• _Data entries_:
☆ ☆ ☆ ☆ ☆ ☆ ☆

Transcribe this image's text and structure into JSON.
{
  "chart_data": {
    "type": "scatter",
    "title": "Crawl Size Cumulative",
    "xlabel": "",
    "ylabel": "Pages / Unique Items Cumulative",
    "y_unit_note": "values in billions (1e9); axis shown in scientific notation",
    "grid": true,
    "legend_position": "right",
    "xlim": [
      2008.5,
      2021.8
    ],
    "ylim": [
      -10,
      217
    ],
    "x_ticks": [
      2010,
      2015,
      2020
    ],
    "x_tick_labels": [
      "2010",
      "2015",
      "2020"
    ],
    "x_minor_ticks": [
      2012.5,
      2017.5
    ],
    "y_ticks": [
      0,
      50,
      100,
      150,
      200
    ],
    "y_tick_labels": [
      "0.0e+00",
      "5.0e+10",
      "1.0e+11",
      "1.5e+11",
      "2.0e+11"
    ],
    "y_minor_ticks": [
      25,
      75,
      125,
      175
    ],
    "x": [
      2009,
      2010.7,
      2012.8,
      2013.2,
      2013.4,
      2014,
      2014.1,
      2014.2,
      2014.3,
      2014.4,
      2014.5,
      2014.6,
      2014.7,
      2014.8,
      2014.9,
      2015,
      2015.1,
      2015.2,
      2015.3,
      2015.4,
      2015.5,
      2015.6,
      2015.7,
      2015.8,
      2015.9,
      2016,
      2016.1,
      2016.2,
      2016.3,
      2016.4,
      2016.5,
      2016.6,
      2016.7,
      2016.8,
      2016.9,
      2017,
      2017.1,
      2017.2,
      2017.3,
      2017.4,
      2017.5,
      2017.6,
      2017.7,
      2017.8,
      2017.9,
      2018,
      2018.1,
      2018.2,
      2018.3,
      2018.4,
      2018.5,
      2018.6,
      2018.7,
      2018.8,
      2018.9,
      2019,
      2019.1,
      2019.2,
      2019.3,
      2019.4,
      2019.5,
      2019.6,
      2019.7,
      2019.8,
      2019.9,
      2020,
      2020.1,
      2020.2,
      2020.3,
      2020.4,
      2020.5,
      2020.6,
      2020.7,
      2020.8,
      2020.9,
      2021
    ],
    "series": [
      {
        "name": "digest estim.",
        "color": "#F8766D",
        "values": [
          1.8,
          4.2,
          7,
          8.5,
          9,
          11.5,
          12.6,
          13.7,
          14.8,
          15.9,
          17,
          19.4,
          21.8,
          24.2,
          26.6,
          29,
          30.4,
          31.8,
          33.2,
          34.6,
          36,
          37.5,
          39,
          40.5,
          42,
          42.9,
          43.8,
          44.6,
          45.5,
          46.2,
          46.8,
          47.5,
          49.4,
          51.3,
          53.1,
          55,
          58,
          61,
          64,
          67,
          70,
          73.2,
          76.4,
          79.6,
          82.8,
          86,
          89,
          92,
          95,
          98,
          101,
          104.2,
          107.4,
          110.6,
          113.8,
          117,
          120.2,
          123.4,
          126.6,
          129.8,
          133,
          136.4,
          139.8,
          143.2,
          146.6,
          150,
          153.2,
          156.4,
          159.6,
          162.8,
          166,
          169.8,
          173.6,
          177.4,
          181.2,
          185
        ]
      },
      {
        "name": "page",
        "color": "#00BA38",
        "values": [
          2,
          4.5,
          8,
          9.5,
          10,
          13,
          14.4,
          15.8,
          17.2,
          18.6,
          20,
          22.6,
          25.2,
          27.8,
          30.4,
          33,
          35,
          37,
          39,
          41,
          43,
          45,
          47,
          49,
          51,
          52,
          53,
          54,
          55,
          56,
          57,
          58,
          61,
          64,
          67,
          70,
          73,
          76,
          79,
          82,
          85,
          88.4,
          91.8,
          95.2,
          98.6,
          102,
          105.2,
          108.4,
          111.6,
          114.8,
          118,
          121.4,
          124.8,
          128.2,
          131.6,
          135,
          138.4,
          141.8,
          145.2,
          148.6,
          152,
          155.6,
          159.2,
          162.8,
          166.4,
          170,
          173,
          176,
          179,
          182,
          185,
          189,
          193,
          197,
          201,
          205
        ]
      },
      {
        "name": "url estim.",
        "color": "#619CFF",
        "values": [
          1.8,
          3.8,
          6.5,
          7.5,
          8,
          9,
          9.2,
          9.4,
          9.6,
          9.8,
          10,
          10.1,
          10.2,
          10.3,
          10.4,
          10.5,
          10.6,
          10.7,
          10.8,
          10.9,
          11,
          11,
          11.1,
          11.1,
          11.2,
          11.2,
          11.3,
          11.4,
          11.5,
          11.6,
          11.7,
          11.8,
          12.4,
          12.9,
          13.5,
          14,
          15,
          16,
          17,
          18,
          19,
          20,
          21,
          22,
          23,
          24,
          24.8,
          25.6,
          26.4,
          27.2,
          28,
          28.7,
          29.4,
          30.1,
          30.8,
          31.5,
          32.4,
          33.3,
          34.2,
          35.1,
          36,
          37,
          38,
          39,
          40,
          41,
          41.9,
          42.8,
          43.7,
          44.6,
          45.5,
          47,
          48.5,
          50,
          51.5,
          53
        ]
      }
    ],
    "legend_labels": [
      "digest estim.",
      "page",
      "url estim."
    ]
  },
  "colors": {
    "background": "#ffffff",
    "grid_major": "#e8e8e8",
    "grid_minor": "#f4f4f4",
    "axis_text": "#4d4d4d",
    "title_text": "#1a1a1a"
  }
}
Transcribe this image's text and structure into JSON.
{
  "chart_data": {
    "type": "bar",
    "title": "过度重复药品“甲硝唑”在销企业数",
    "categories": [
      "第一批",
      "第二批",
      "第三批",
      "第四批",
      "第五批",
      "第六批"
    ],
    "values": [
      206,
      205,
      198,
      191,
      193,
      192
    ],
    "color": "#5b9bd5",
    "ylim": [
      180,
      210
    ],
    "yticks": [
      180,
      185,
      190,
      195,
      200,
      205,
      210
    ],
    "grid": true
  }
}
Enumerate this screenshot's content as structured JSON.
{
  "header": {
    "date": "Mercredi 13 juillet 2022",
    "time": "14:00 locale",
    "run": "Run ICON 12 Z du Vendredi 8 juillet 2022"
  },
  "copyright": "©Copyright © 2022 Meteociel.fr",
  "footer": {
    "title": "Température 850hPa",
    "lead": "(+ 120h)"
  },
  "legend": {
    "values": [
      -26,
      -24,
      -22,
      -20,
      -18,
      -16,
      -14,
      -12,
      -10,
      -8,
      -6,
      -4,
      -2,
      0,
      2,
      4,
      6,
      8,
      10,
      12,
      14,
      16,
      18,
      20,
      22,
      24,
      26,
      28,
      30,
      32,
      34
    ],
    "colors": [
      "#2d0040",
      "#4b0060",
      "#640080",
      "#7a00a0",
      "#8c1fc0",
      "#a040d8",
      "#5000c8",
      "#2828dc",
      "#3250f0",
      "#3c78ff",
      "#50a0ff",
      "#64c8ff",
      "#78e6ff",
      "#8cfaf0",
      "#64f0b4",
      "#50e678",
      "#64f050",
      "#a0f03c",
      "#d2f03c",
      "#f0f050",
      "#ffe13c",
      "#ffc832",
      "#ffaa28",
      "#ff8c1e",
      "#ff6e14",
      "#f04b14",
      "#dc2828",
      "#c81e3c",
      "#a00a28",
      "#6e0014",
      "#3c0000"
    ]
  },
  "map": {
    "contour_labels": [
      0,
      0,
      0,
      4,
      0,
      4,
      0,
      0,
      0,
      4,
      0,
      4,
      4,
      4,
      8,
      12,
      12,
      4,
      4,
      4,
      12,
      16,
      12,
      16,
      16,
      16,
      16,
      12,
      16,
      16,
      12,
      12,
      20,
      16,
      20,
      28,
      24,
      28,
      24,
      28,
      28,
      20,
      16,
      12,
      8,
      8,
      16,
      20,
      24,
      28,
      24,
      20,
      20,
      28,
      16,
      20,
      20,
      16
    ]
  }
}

☆ ☆ ☆ ☆ ☆ ☆ ☆

• _Task to complete_: Go through the material and select each line with the string "juillet" in it.

• _Task result_:
    "date": "Mercredi 13 juillet 2022",
    "run": "Run ICON 12 Z du Vendredi 8 juillet 2022"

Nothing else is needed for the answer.